- _Exercise requirements_
1. Copy word for word the passage of the PrivateACB help text that begins at the words "Use this when" and stops after "8-decimal tolerance internally.".
2. Write the next part of the PrivateACB help text, starting right after its last sentence.

- _Excerpt provided_

The tax meaning of reclassifying as Income depends on your jurisdiction:

  • Canada: Income reported at FMV; future disposals use that FMV as the ACB.
  • United States: Ordinary income at receipt; the receipt-date market price becomes your basis for capital-gains purposes.
  • Australia: Ordinary income or CGT depending on the nature of the receipt; PrivateACB defaults to ordinary-income treatment.
  • United Kingdom: Income tax at FMV on receipt; that FMV enters the Section 104 pool.

Confirm with a tax professional if you’re unsure whether the receipt is income in your jurisdiction.

Use this when you don’t intend to report the asset at all — for example, dust holdings or test-mode receipts you never disposed of.

Open the asset’s row in the ACB Calculator, click Exclude, and confirm. The asset stops appearing in calculations and reports until you restore it. See the Deletion Guide for details on the exclude-vs-delete distinction.


This error fires when a disposal (sale, trade-out, send) tries to consume more units than the engine has tracked into the pool by that date. Almost always one of:

  • Missing earlier transactions — purchases made on an exchange you haven’t imported yet.
  • Imported the same file twice with different deduplication — duplicates suppressed disposals or amplified them.
  • Decimal precision issues at boundaries — extremely rare; PrivateACB uses an 8-decimal tolerance internally.

Open the ACB Summary report for the affected asset and walk forward through the transaction list. The first row where the running balance goes negative is where data is missing. Import the missing transactions, delete the old calculation, and recalculate.

This error has been around since the earliest versions of PrivateACB and is by far the most common preflight blocker after a fresh import.


PrivateACB needs a market price for every date on which a calculation needs to value a transaction — disposals always, and acquisitions when the receipt is income. If the price is missing, preflight blocks the calculation rather than guessing.

Resolution: go to the Market Data tab, select the affected asset and date range, and click Fetch. PrivateACB auto-routes between CoinGecko (recent) and the keyless DefiLlama + Binance deep-history tier; for dates older than 365 days, the deep tier handles the lookup automatically (USD prices are cross-rated to your reporting currency via Bank of Canada FX).

- _Information shown_
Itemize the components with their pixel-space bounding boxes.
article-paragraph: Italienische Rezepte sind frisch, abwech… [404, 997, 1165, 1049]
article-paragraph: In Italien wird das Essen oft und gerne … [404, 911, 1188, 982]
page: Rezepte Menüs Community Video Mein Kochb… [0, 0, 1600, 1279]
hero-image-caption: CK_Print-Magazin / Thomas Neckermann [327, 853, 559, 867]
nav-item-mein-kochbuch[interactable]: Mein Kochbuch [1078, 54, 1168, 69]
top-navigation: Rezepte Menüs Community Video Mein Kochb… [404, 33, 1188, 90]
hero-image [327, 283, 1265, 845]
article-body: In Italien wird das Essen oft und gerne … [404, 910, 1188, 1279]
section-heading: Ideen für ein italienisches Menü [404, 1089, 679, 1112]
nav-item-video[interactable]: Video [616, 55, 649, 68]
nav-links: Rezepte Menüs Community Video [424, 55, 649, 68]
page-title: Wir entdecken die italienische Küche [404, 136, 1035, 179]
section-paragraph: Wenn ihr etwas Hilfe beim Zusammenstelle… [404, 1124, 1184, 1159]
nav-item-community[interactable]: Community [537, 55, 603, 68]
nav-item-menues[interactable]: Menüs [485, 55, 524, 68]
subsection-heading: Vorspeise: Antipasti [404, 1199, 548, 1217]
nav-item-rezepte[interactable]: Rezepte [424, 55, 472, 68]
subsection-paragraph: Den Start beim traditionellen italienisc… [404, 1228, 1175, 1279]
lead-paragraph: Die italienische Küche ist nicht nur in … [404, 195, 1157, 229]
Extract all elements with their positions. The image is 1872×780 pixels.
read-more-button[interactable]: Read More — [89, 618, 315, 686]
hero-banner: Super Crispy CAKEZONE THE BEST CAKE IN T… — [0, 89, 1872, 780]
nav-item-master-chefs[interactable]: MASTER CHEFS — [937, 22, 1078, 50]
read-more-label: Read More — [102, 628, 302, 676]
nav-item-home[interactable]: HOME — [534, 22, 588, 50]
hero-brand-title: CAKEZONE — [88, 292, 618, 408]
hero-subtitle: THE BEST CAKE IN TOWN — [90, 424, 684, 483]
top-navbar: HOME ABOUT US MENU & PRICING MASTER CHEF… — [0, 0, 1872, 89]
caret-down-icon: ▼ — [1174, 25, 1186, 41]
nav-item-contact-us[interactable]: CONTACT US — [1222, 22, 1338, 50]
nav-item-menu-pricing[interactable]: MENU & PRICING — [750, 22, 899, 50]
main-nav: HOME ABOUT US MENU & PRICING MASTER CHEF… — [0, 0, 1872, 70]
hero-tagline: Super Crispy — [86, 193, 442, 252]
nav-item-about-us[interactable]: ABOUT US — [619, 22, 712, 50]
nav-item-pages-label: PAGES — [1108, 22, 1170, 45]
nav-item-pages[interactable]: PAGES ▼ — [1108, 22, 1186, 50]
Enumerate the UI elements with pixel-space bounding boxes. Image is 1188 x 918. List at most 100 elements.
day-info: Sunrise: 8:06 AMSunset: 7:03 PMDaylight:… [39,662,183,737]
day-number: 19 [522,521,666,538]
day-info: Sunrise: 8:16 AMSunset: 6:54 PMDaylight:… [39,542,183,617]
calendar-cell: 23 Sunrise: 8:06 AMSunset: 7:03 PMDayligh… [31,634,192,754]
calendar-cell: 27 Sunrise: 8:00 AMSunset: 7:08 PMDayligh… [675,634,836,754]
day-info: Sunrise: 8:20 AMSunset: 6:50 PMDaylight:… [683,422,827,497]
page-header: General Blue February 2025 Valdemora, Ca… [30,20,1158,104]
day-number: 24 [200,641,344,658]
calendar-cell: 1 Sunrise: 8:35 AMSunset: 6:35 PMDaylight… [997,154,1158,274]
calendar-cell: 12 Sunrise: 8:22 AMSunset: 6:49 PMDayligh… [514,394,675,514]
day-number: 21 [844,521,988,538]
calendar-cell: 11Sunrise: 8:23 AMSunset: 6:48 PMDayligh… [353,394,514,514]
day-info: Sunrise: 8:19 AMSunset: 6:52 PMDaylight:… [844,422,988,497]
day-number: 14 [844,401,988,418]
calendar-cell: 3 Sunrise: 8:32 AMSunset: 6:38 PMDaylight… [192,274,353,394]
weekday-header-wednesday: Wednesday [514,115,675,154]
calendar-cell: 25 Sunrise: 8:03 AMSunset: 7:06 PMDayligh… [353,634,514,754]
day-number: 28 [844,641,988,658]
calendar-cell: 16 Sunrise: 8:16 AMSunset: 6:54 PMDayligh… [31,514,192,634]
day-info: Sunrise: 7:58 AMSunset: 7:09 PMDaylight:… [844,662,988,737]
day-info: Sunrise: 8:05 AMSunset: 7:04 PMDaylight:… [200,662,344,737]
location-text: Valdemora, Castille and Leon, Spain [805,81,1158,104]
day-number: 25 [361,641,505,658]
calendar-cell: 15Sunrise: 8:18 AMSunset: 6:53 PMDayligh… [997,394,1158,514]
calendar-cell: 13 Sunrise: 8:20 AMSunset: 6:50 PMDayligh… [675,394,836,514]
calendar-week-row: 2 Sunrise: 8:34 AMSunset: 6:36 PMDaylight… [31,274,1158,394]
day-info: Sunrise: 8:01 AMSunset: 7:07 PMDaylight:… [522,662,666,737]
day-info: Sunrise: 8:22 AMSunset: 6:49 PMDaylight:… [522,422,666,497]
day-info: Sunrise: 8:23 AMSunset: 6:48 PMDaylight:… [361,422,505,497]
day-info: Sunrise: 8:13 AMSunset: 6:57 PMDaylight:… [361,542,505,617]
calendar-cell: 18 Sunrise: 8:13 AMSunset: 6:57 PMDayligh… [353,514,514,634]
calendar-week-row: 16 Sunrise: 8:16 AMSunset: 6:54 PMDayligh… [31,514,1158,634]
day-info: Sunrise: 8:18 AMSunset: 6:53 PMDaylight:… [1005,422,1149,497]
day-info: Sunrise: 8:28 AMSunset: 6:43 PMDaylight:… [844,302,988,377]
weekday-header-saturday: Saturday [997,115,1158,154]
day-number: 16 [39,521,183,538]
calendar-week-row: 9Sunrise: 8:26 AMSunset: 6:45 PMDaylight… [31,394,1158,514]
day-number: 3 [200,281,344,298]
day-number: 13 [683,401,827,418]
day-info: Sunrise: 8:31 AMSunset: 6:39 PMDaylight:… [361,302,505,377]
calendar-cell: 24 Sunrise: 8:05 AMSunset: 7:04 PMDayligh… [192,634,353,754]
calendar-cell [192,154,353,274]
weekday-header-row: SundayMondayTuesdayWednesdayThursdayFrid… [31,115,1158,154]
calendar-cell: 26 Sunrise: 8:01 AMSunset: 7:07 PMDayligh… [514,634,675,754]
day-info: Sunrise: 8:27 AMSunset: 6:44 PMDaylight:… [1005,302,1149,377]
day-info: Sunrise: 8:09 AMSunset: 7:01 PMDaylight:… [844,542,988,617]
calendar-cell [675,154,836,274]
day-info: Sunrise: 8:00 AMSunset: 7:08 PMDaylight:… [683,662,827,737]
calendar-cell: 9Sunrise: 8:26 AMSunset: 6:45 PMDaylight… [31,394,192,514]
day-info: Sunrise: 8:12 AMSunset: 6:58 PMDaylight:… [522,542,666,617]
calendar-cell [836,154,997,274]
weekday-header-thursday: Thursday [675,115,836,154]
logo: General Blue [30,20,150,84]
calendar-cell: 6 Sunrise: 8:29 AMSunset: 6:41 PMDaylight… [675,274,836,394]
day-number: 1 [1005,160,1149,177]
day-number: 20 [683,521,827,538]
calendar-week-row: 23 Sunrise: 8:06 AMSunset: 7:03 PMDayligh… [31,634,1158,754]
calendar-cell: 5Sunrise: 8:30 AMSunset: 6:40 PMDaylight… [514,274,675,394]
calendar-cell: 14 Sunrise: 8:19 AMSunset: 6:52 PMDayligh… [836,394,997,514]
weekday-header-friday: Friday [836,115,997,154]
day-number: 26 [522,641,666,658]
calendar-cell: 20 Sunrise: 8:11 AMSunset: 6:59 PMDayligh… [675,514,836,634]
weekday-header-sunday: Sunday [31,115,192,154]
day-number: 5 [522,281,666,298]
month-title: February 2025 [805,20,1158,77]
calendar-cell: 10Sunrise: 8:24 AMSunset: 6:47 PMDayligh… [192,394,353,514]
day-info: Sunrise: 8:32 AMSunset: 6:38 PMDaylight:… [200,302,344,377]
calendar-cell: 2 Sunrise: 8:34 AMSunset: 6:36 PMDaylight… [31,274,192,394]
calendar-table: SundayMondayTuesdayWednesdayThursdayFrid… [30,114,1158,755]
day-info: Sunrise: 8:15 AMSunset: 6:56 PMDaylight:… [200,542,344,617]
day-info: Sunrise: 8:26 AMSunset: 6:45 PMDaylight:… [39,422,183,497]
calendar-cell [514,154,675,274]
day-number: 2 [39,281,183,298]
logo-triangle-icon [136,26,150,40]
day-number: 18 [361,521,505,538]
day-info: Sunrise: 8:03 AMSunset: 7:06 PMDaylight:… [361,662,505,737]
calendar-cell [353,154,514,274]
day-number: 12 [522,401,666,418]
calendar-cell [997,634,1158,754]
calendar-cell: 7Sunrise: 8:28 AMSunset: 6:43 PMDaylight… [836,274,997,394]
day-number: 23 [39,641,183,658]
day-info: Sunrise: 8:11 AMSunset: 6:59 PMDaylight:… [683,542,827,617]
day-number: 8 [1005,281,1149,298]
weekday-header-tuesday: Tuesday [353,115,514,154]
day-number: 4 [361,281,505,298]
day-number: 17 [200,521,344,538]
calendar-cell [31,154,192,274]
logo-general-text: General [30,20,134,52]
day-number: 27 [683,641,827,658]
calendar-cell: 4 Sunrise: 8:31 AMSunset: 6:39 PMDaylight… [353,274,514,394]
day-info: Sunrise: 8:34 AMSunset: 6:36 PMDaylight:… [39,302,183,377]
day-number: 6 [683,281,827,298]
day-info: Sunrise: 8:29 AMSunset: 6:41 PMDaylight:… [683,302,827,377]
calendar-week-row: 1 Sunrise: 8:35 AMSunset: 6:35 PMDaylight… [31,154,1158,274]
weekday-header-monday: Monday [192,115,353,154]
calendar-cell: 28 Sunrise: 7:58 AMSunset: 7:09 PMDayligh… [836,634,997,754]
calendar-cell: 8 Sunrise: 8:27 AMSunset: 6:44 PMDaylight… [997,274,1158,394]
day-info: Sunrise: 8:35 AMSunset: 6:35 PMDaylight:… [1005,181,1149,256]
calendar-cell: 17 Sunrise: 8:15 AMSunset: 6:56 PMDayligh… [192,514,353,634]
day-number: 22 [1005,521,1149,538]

- _Exercise results_
1.
Use this when you don’t intend to report the asset at all — for example, dust holdings or test-mode receipts you never disposed of.

Open the asset’s row in the ACB Calculator, click Exclude, and confirm. The asset stops appearing in calculations and reports until you restore it. See the Deletion Guide for details on the exclude-vs-delete distinction.


This error fires when a disposal (sale, trade-out, send) tries to consume more units than the engine has tracked into the pool by that date. Almost always one of:

  • Missing earlier transactions — purchases made on an exchange you haven’t imported yet.
  • Imported the same file twice with different deduplication — duplicates suppressed disposals or amplified them.
  • Decimal precision issues at boundaries — extremely rare; PrivateACB uses an 8-decimal tolerance internally.

2.
If neither source has a price for the asset on the required date — for instance, a thinly-traded altcoin on a weekend — use the manual entry path on the Market Data tab to type in a rate from a third-party source (CoinMarketCap, the exchange’s own historical data, etc.).

See the Market Data Guide and Crypto Price Fetching Guide for the full workflow.


No lots in target wallet (US per-wallet only)

Section titled “No lots in target wallet (US per-wallet only)”

US-specific. When Account-by-Account Tracking is enabled (Treasury Decision 10000, in effect from 2025), each disposal must consume lots from the wallet it physically left. If preflight finds a disposal in a wallet with no acquired lots, it blocks the calculation.

This usually means a transfer between your own exchanges wasn’t matched — PrivateACB doesn’t know that the lots in Wallet A “moved” to Wallet B because the transfer rows weren’t paired up at import time.

The report’s Engine check offers + Create Transfer directly on this finding, which opens the dialog to record the movement between your accounts. The button only ever appears when Account-by-Account Tracking is actually in force — it can’t show up for pooled jurisdictions, where it would mean nothing.

See the US 1099-DA & Account-by-Account Guide for the full troubleshooting workflow, including how to add a manual transfer match or temporarily disable Account-by-Account Tracking to verify your data.

If you click Calculate and nothing happens, preflight isn’t blocking — something earlier in the chain is. Verify in order:

  1. Config Bar selections — jurisdiction, method, and at least one asset must be selected.
  2. License status — calculations require an active license or a non-expired trial. Check Settings → License.
  3. Active calculation in progress — if a previous calculation is still running, the Calculate button is disabled until it finishes or is cancelled.

See your jurisdiction’s calculation guide for the full Config Bar walkthrough — Canada, United States, Australia, United Kingdom.